Stored records
================================
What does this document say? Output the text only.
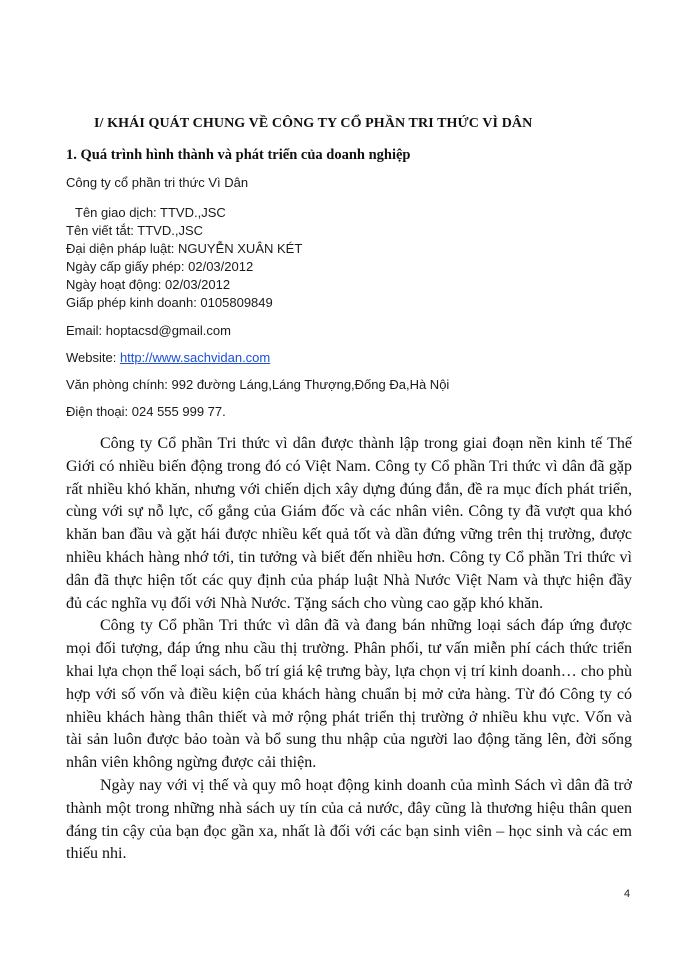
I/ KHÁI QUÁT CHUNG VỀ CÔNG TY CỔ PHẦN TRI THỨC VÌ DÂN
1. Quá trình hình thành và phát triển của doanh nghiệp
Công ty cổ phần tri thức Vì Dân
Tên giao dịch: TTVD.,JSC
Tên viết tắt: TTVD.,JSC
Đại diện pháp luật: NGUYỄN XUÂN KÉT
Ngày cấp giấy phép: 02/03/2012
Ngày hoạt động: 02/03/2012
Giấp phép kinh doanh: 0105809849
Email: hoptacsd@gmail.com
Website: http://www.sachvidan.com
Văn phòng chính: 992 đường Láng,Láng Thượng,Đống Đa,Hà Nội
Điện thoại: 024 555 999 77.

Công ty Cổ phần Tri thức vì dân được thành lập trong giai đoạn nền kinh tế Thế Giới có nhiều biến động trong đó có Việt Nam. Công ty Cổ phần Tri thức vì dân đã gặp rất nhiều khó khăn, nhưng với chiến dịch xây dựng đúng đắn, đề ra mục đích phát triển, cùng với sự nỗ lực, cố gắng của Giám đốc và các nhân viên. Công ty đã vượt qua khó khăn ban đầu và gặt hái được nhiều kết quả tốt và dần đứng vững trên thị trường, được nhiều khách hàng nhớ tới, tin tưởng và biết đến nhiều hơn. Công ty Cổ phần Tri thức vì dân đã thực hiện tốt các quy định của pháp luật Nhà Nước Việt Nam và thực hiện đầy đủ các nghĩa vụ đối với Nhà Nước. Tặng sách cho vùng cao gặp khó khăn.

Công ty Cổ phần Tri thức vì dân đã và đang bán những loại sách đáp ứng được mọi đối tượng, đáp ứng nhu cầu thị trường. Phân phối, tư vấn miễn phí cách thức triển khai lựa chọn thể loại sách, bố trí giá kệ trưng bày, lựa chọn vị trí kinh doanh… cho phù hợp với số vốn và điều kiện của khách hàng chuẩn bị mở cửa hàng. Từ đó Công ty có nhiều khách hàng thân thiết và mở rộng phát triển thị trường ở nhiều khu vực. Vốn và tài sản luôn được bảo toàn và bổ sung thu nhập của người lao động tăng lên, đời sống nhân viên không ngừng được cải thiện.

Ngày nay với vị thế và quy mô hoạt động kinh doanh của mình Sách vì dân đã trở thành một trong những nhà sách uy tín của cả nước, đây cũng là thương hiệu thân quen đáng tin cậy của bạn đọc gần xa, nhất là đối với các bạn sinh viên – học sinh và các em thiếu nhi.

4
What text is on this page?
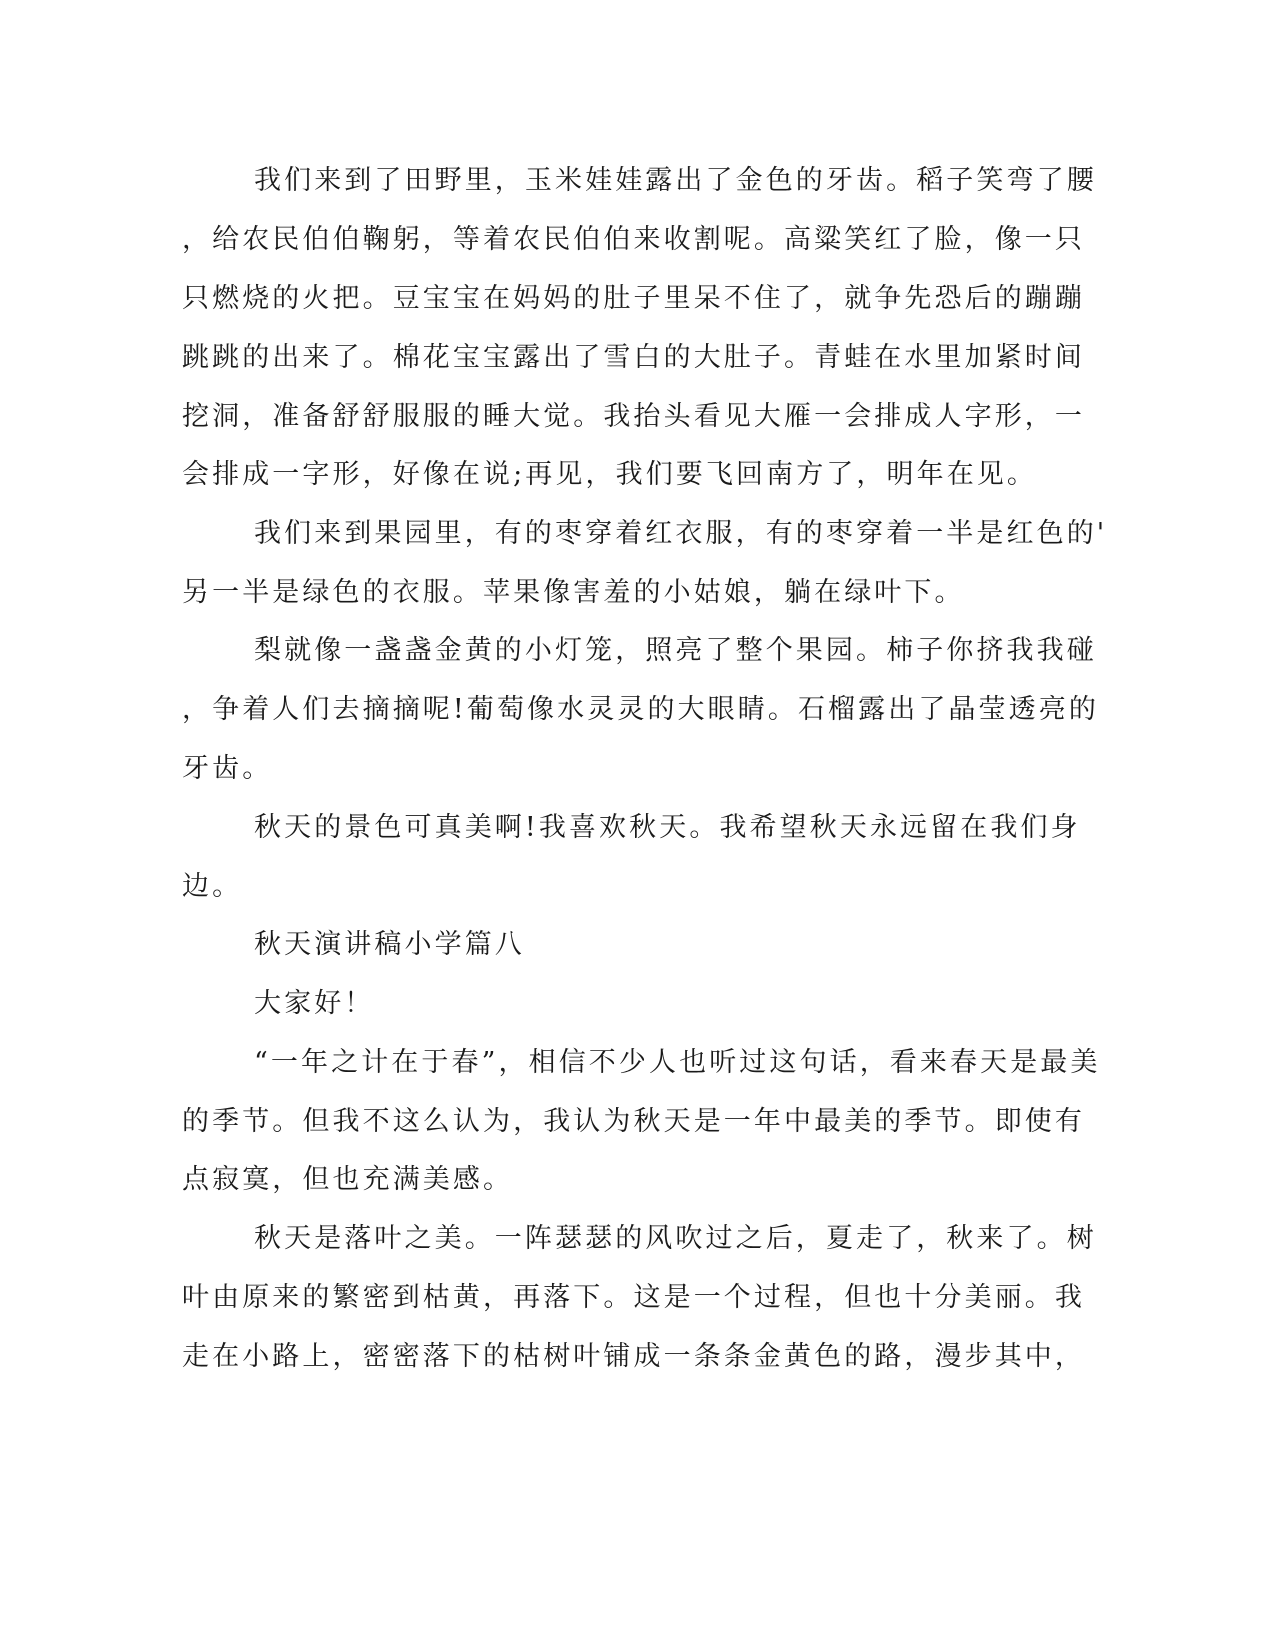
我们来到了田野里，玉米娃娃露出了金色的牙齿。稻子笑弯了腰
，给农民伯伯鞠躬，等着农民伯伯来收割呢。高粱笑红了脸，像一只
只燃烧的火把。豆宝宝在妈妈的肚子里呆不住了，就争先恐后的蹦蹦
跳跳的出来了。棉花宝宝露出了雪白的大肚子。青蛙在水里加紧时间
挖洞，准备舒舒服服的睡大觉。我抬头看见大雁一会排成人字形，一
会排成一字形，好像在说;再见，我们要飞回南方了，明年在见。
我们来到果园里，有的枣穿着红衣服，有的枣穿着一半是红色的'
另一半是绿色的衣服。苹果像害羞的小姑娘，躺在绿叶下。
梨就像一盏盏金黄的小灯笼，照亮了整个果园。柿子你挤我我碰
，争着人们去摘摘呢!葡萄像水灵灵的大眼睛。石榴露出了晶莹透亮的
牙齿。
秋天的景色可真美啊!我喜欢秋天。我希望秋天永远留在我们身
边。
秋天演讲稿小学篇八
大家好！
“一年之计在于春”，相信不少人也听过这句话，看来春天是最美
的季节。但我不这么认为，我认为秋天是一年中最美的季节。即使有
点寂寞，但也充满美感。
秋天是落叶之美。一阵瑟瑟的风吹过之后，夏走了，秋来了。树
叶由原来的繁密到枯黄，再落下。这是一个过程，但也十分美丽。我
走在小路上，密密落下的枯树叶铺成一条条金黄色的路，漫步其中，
================================
- Exercise instructions
Scan the listing above. Gather each line that contains the word "thân".

- Full solution
Công ty Cổ phần Tri thức vì dân đã và đang bán những loại sách đáp ứng được mọi đối tượng, đáp ứng nhu cầu thị trường. Phân phối, tư vấn miễn phí cách thức triển khai lựa chọn thể loại sách, bố trí giá kệ trưng bày, lựa chọn vị trí kinh doanh… cho phù hợp với số vốn và điều kiện của khách hàng chuẩn bị mở cửa hàng. Từ đó Công ty có nhiều khách hàng thân thiết và mở rộng phát triển thị trường ở nhiều khu vực. Vốn và tài sản luôn được bảo toàn và bổ sung thu nhập của người lao động tăng lên, đời sống nhân viên không ngừng được cải thiện.
Ngày nay với vị thế và quy mô hoạt động kinh doanh của mình Sách vì dân đã trở thành một trong những nhà sách uy tín của cả nước, đây cũng là thương hiệu thân quen đáng tin cậy của bạn đọc gần xa, nhất là đối với các bạn sinh viên – học sinh và các em thiếu nhi.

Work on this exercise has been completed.